Below are some records. Copy every line in them that holds "Cívico".
● ● ● ● ● ● ●
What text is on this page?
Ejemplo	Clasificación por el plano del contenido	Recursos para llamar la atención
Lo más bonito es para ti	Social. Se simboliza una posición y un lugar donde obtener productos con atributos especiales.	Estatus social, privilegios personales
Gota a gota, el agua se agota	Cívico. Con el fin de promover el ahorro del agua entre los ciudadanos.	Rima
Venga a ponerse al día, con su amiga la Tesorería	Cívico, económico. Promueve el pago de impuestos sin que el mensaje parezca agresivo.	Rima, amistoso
● ● ● ● ● ● ●
**REPLY TO THE EXERCISE**
Gota a gota, el agua se agota	Cívico. Con el fin de promover el ahorro del agua entre los ciudadanos.	Rima
Venga a ponerse al día, con su amiga la Tesorería	Cívico, económico. Promueve el pago de impuestos sin que el mensaje parezca agresivo.	Rima, amistoso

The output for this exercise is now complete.